TASK TO COMPLETE: Only the pictures are omitted; repeat all other data exactly.

(Figure contents as structured data)
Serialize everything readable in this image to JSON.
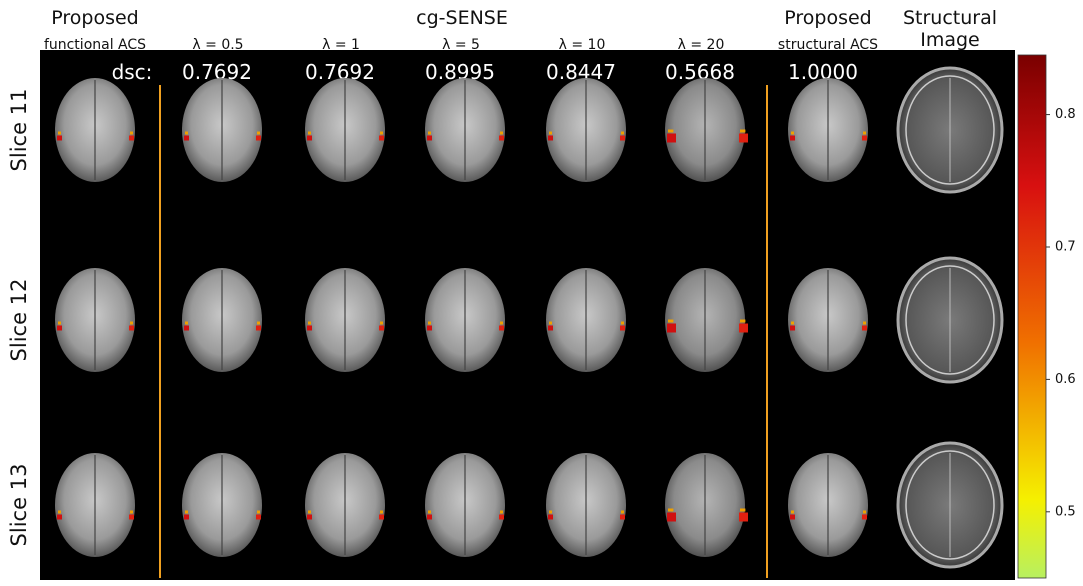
{
  "header": {
    "proposed_functional": {
      "title": "Proposed",
      "subtitle": "functional ACS"
    },
    "cg_sense": {
      "title": "cg-SENSE",
      "lambdas": [
        "λ = 0.5",
        "λ = 1",
        "λ = 5",
        "λ = 10",
        "λ = 20"
      ]
    },
    "proposed_structural": {
      "title": "Proposed",
      "subtitle": "structural ACS"
    },
    "structural": {
      "title": "Structural",
      "subtitle": "Image"
    }
  },
  "dsc": {
    "label": "dsc:",
    "values": [
      "0.7692",
      "0.7692",
      "0.8995",
      "0.8447",
      "0.5668",
      "1.0000"
    ]
  },
  "rows": [
    "Slice 11",
    "Slice 12",
    "Slice 13"
  ],
  "colorbar": {
    "lim": [
      0.45,
      0.845
    ],
    "ticks": [
      0.5,
      0.6,
      0.7,
      0.8
    ]
  }
}
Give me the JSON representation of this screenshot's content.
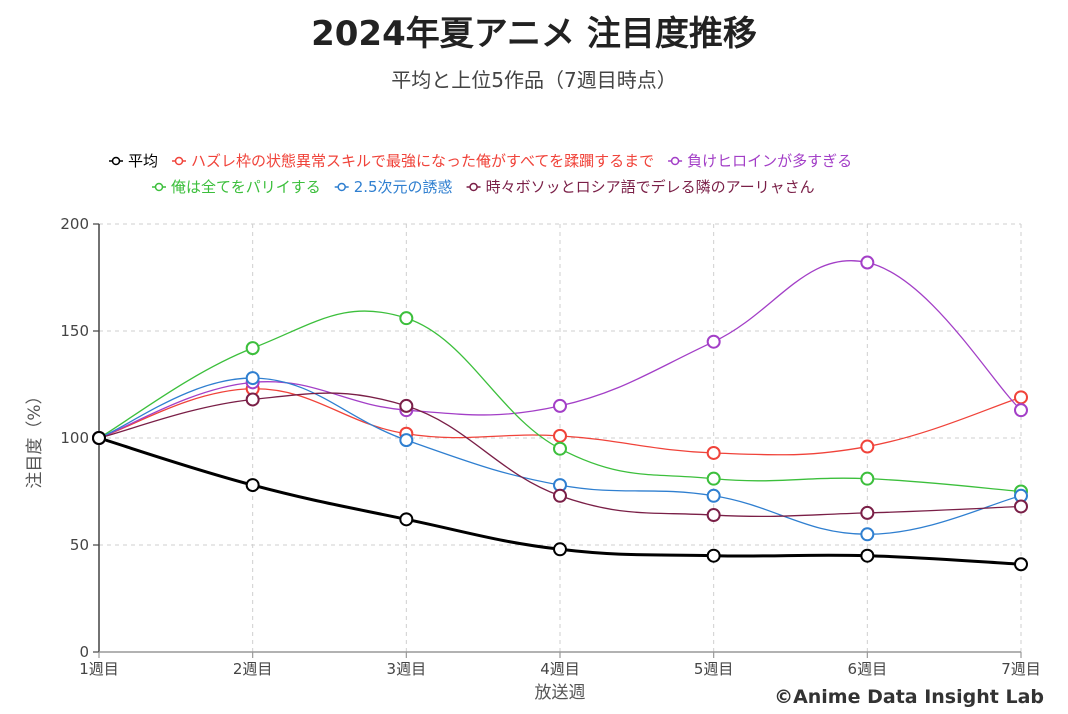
{
  "chart_data": {
    "type": "line",
    "title": "2024年夏アニメ 注目度推移",
    "subtitle": "平均と上位5作品（7週目時点）",
    "xlabel": "放送週",
    "ylabel": "注目度（%）",
    "categories": [
      "1週目",
      "2週目",
      "3週目",
      "4週目",
      "5週目",
      "6週目",
      "7週目"
    ],
    "ylim": [
      0,
      200
    ],
    "yticks": [
      0,
      50,
      100,
      150,
      200
    ],
    "grid": true,
    "legend_position": "top",
    "series": [
      {
        "name": "平均",
        "color": "#000000",
        "width": 3,
        "values": [
          100,
          78,
          62,
          48,
          45,
          45,
          41
        ]
      },
      {
        "name": "ハズレ枠の状態異常スキルで最強になった俺がすべてを蹂躙するまで",
        "color": "#f0433a",
        "width": 1.3,
        "values": [
          100,
          123,
          102,
          101,
          93,
          96,
          119
        ]
      },
      {
        "name": "負けヒロインが多すぎる",
        "color": "#a33fc7",
        "width": 1.3,
        "values": [
          100,
          126,
          113,
          115,
          145,
          182,
          113
        ]
      },
      {
        "name": "俺は全てをパリイする",
        "color": "#3cbf3c",
        "width": 1.3,
        "values": [
          100,
          142,
          156,
          95,
          81,
          81,
          75
        ]
      },
      {
        "name": "2.5次元の誘惑",
        "color": "#2f7fd0",
        "width": 1.3,
        "values": [
          100,
          128,
          99,
          78,
          73,
          55,
          73
        ]
      },
      {
        "name": "時々ボソッとロシア語でデレる隣のアーリャさん",
        "color": "#7a1f47",
        "width": 1.3,
        "values": [
          100,
          118,
          115,
          73,
          64,
          65,
          68
        ]
      }
    ]
  },
  "credit": "©Anime Data Insight Lab"
}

RESPONSE TO THIS TASK:
Serialize everything readable in this image to JSON.
{
  "header": {
    "proposed_functional": {
      "title": "Proposed",
      "subtitle": "functional ACS"
    },
    "cg_sense": {
      "title": "cg-SENSE",
      "lambdas": [
        "λ = 0.5",
        "λ = 1",
        "λ = 5",
        "λ = 10",
        "λ = 20"
      ]
    },
    "proposed_structural": {
      "title": "Proposed",
      "subtitle": "structural ACS"
    },
    "structural": {
      "title": "Structural",
      "subtitle": "Image"
    }
  },
  "dsc": {
    "label": "dsc:",
    "values": [
      "0.7692",
      "0.7692",
      "0.8995",
      "0.8447",
      "0.5668",
      "1.0000"
    ]
  },
  "rows": [
    "Slice 11",
    "Slice 12",
    "Slice 13"
  ],
  "colorbar": {
    "lim": [
      0.45,
      0.845
    ],
    "ticks": [
      0.5,
      0.6,
      0.7,
      0.8
    ]
  }
}
Give me the JSON representation of this screenshot's content.
{
  "chart_data": {
    "type": "line",
    "title": "2024年夏アニメ 注目度推移",
    "subtitle": "平均と上位5作品（7週目時点）",
    "xlabel": "放送週",
    "ylabel": "注目度（%）",
    "categories": [
      "1週目",
      "2週目",
      "3週目",
      "4週目",
      "5週目",
      "6週目",
      "7週目"
    ],
    "ylim": [
      0,
      200
    ],
    "yticks": [
      0,
      50,
      100,
      150,
      200
    ],
    "grid": true,
    "legend_position": "top",
    "series": [
      {
        "name": "平均",
        "color": "#000000",
        "width": 3,
        "values": [
          100,
          78,
          62,
          48,
          45,
          45,
          41
        ]
      },
      {
        "name": "ハズレ枠の状態異常スキルで最強になった俺がすべてを蹂躙するまで",
        "color": "#f0433a",
        "width": 1.3,
        "values": [
          100,
          123,
          102,
          101,
          93,
          96,
          119
        ]
      },
      {
        "name": "負けヒロインが多すぎる",
        "color": "#a33fc7",
        "width": 1.3,
        "values": [
          100,
          126,
          113,
          115,
          145,
          182,
          113
        ]
      },
      {
        "name": "俺は全てをパリイする",
        "color": "#3cbf3c",
        "width": 1.3,
        "values": [
          100,
          142,
          156,
          95,
          81,
          81,
          75
        ]
      },
      {
        "name": "2.5次元の誘惑",
        "color": "#2f7fd0",
        "width": 1.3,
        "values": [
          100,
          128,
          99,
          78,
          73,
          55,
          73
        ]
      },
      {
        "name": "時々ボソッとロシア語でデレる隣のアーリャさん",
        "color": "#7a1f47",
        "width": 1.3,
        "values": [
          100,
          118,
          115,
          73,
          64,
          65,
          68
        ]
      }
    ]
  },
  "credit": "©Anime Data Insight Lab"
}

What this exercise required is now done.